> _WHAT TO DO_: Retype the stretch of records from the line containing "Itemize the components" through the line containing "133, 94, 145]", keeping every character unchanged.

> _PROVIDED MATERIAL_:

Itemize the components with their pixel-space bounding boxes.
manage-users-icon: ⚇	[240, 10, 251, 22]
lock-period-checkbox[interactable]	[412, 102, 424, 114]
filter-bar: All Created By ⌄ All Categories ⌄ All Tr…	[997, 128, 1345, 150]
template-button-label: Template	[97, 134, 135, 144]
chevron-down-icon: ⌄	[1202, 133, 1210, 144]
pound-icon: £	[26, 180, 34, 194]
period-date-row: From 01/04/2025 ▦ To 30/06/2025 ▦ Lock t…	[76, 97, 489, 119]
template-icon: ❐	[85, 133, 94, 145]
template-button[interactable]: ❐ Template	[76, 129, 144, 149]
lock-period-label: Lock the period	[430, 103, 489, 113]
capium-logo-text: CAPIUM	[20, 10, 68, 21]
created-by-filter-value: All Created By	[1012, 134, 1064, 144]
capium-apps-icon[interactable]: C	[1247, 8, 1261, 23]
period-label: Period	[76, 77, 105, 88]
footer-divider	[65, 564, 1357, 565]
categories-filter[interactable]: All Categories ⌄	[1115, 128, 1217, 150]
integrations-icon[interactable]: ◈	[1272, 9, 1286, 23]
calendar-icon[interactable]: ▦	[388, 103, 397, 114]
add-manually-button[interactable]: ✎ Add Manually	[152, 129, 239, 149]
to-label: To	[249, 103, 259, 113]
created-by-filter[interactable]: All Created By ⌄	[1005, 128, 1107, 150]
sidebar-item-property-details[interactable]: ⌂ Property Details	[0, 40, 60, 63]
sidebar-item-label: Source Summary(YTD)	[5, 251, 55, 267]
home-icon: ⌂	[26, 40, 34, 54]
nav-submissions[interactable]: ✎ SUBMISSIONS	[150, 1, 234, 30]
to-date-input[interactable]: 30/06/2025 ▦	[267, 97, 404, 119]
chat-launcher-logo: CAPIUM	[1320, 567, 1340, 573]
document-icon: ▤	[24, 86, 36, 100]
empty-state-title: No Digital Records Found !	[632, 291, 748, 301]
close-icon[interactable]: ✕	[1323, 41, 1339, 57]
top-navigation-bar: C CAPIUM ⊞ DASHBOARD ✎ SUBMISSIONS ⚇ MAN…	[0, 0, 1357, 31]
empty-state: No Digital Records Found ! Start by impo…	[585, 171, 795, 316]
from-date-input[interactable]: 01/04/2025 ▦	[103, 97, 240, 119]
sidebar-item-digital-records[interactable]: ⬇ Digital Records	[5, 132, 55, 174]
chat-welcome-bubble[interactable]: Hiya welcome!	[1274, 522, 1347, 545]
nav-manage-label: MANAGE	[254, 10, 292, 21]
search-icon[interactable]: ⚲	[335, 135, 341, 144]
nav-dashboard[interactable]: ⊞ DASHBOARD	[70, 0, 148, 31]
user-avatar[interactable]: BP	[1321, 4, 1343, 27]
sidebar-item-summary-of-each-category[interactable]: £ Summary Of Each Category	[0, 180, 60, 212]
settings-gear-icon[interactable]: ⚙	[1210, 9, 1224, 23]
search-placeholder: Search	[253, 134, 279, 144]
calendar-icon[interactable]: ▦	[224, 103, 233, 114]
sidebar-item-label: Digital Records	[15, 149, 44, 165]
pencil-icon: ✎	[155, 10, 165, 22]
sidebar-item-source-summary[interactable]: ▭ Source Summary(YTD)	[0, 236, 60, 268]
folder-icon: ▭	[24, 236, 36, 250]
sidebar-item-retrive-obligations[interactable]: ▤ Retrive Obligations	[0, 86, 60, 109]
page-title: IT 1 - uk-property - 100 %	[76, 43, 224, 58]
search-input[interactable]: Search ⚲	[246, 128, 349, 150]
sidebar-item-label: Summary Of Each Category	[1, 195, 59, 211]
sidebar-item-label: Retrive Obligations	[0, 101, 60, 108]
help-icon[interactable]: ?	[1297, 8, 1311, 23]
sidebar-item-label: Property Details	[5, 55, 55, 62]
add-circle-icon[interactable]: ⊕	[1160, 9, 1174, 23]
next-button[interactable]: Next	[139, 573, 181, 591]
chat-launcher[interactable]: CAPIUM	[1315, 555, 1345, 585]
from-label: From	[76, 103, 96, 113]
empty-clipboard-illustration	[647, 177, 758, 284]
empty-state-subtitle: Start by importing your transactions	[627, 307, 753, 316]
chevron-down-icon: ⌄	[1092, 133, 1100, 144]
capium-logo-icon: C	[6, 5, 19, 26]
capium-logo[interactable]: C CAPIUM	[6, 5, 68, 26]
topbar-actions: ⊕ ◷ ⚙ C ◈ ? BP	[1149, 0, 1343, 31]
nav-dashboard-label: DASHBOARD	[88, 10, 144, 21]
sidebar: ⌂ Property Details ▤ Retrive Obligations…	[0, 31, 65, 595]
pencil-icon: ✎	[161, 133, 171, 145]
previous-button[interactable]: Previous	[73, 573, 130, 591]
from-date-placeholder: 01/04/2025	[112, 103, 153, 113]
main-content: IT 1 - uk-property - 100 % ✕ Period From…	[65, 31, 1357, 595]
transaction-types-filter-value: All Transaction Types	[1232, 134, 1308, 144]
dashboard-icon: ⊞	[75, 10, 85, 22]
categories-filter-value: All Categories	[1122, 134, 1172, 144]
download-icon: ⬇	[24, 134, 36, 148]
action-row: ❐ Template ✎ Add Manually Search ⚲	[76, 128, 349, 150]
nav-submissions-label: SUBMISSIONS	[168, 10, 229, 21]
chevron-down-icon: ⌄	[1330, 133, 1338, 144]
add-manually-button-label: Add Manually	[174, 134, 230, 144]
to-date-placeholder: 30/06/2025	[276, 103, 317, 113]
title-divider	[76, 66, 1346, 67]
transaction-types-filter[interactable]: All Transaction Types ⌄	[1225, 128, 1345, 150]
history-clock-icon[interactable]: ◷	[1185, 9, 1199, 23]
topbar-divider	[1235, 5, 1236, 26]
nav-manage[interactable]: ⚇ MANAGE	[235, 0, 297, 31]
--
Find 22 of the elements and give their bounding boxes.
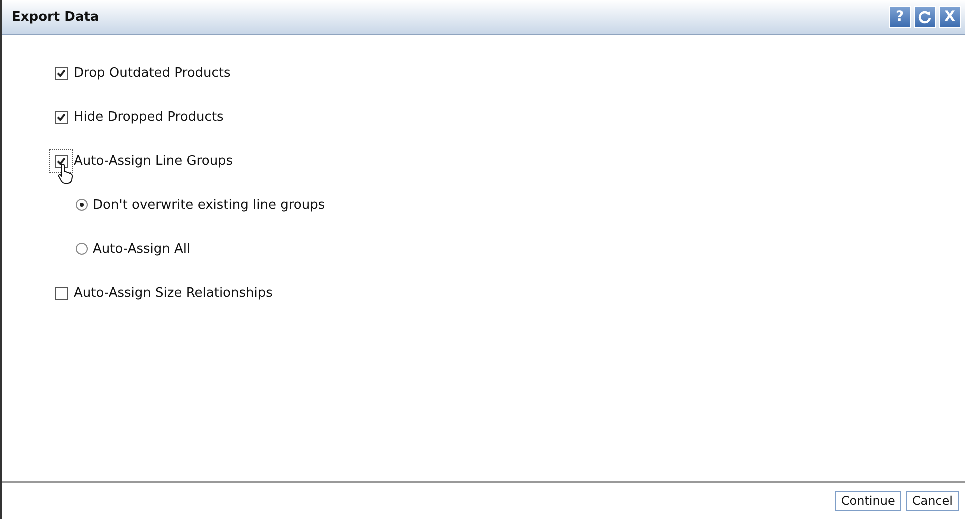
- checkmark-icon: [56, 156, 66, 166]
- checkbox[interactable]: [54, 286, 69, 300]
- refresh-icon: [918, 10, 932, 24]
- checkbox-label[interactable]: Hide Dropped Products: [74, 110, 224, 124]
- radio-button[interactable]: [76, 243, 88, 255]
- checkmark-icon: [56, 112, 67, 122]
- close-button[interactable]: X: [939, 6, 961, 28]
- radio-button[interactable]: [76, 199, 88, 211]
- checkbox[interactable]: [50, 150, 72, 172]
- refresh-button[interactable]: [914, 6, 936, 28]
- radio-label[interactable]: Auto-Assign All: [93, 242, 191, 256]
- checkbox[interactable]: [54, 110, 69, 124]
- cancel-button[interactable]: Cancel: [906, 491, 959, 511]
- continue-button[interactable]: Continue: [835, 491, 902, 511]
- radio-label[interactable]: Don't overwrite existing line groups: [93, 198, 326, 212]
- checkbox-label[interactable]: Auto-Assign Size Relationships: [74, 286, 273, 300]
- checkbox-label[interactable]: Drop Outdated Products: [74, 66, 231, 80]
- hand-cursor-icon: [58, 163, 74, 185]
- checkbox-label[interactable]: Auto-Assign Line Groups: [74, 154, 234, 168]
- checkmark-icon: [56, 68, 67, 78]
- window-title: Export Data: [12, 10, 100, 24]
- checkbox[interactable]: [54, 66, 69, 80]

> _FULL SOLUTION_:
Itemize the components with their pixel-space bounding boxes.
manage-users-icon: ⚇	[240, 10, 251, 22]
lock-period-checkbox[interactable]	[412, 102, 424, 114]
filter-bar: All Created By ⌄ All Categories ⌄ All Tr…	[997, 128, 1345, 150]
template-button-label: Template	[97, 134, 135, 144]
chevron-down-icon: ⌄	[1202, 133, 1210, 144]
pound-icon: £	[26, 180, 34, 194]
period-date-row: From 01/04/2025 ▦ To 30/06/2025 ▦ Lock t…	[76, 97, 489, 119]
template-icon: ❐	[85, 133, 94, 145]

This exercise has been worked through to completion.